**WORK TO DO:** Restate each of the lines given below, word for word.
"""
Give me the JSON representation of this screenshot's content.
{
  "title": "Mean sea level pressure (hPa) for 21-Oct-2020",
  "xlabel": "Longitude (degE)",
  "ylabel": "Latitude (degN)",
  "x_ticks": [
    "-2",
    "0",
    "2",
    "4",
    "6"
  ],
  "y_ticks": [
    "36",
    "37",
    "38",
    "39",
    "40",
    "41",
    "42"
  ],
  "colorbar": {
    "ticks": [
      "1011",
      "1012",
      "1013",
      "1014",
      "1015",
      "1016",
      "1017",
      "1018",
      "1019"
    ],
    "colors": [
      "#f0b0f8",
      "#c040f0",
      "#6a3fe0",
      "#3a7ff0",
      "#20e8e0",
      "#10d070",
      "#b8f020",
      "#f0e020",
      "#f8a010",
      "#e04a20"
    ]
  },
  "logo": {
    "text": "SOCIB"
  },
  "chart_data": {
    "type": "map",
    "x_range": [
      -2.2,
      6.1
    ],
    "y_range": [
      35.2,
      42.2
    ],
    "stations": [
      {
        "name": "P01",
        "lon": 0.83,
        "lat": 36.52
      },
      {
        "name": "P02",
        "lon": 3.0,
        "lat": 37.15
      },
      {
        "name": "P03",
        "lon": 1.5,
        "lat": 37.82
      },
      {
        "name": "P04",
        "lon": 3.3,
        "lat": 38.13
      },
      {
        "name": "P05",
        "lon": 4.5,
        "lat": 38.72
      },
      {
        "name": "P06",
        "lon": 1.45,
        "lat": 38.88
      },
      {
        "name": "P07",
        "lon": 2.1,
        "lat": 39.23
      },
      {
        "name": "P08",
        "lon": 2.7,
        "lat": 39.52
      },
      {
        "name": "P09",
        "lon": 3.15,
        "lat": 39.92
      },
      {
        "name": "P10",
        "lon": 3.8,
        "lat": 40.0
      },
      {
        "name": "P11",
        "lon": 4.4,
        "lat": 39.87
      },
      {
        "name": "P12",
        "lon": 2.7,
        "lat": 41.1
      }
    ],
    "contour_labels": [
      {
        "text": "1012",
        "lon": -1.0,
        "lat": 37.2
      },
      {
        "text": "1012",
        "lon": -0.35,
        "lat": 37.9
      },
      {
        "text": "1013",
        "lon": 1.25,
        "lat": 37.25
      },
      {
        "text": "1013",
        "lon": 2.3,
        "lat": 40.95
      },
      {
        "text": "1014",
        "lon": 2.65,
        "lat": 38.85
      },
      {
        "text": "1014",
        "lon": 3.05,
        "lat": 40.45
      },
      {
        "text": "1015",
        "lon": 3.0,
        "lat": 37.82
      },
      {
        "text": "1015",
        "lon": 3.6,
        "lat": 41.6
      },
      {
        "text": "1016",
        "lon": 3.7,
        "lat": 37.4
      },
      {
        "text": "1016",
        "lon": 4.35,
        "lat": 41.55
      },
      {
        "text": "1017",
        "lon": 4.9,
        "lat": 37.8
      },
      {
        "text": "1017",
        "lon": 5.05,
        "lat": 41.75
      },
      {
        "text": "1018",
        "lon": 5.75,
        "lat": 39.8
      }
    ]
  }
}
"""
**TASK SOLUTION:**
Give me the JSON representation of this screenshot's content.
{
  "title": "Mean sea level pressure (hPa) for 21-Oct-2020",
  "xlabel": "Longitude (degE)",
  "ylabel": "Latitude (degN)",
  "x_ticks": [
    "-2",
    "0",
    "2",
    "4",
    "6"
  ],
  "y_ticks": [
    "36",
    "37",
    "38",
    "39",
    "40",
    "41",
    "42"
  ],
  "colorbar": {
    "ticks": [
      "1011",
      "1012",
      "1013",
      "1014",
      "1015",
      "1016",
      "1017",
      "1018",
      "1019"
    ],
    "colors": [
      "#f0b0f8",
      "#c040f0",
      "#6a3fe0",
      "#3a7ff0",
      "#20e8e0",
      "#10d070",
      "#b8f020",
      "#f0e020",
      "#f8a010",
      "#e04a20"
    ]
  },
  "logo": {
    "text": "SOCIB"
  },
  "chart_data": {
    "type": "map",
    "x_range": [
      -2.2,
      6.1
    ],
    "y_range": [
      35.2,
      42.2
    ],
    "stations": [
      {
        "name": "P01",
        "lon": 0.83,
        "lat": 36.52
      },
      {
        "name": "P02",
        "lon": 3.0,
        "lat": 37.15
      },
      {
        "name": "P03",
        "lon": 1.5,
        "lat": 37.82
      },
      {
        "name": "P04",
        "lon": 3.3,
        "lat": 38.13
      },
      {
        "name": "P05",
        "lon": 4.5,
        "lat": 38.72
      },
      {
        "name": "P06",
        "lon": 1.45,
        "lat": 38.88
      },
      {
        "name": "P07",
        "lon": 2.1,
        "lat": 39.23
      },
      {
        "name": "P08",
        "lon": 2.7,
        "lat": 39.52
      },
      {
        "name": "P09",
        "lon": 3.15,
        "lat": 39.92
      },
      {
        "name": "P10",
        "lon": 3.8,
        "lat": 40.0
      },
      {
        "name": "P11",
        "lon": 4.4,
        "lat": 39.87
      },
      {
        "name": "P12",
        "lon": 2.7,
        "lat": 41.1
      }
    ],
    "contour_labels": [
      {
        "text": "1012",
        "lon": -1.0,
        "lat": 37.2
      },
      {
        "text": "1012",
        "lon": -0.35,
        "lat": 37.9
      },
      {
        "text": "1013",
        "lon": 1.25,
        "lat": 37.25
      },
      {
        "text": "1013",
        "lon": 2.3,
        "lat": 40.95
      },
      {
        "text": "1014",
        "lon": 2.65,
        "lat": 38.85
      },
      {
        "text": "1014",
        "lon": 3.05,
        "lat": 40.45
      },
      {
        "text": "1015",
        "lon": 3.0,
        "lat": 37.82
      },
      {
        "text": "1015",
        "lon": 3.6,
        "lat": 41.6
      },
      {
        "text": "1016",
        "lon": 3.7,
        "lat": 37.4
      },
      {
        "text": "1016",
        "lon": 4.35,
        "lat": 41.55
      },
      {
        "text": "1017",
        "lon": 4.9,
        "lat": 37.8
      },
      {
        "text": "1017",
        "lon": 5.05,
        "lat": 41.75
      },
      {
        "text": "1018",
        "lon": 5.75,
        "lat": 39.8
      }
    ]
  }
}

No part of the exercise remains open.